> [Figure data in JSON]
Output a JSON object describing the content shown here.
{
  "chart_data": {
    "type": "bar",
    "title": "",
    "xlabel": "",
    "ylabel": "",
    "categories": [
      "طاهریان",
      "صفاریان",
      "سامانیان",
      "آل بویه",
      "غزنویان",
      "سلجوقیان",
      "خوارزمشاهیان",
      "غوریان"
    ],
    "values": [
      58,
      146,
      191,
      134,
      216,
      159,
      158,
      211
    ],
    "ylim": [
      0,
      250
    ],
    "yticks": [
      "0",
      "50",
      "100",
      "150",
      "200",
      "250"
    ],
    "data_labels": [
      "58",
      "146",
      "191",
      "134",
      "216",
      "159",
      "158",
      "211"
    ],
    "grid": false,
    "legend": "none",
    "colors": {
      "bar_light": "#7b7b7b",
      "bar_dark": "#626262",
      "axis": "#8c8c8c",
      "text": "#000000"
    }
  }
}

> [EXERCISE DETAILS] Set down the entries verbatim, leaving none out.

> [EXPECTED OUTPUT]
Output a JSON object describing the content shown here.
{
  "chart_data": {
    "type": "bar",
    "title": "",
    "xlabel": "",
    "ylabel": "",
    "categories": [
      "طاهریان",
      "صفاریان",
      "سامانیان",
      "آل بویه",
      "غزنویان",
      "سلجوقیان",
      "خوارزمشاهیان",
      "غوریان"
    ],
    "values": [
      58,
      146,
      191,
      134,
      216,
      159,
      158,
      211
    ],
    "ylim": [
      0,
      250
    ],
    "yticks": [
      "0",
      "50",
      "100",
      "150",
      "200",
      "250"
    ],
    "data_labels": [
      "58",
      "146",
      "191",
      "134",
      "216",
      "159",
      "158",
      "211"
    ],
    "grid": false,
    "legend": "none",
    "colors": {
      "bar_light": "#7b7b7b",
      "bar_dark": "#626262",
      "axis": "#8c8c8c",
      "text": "#000000"
    }
  }
}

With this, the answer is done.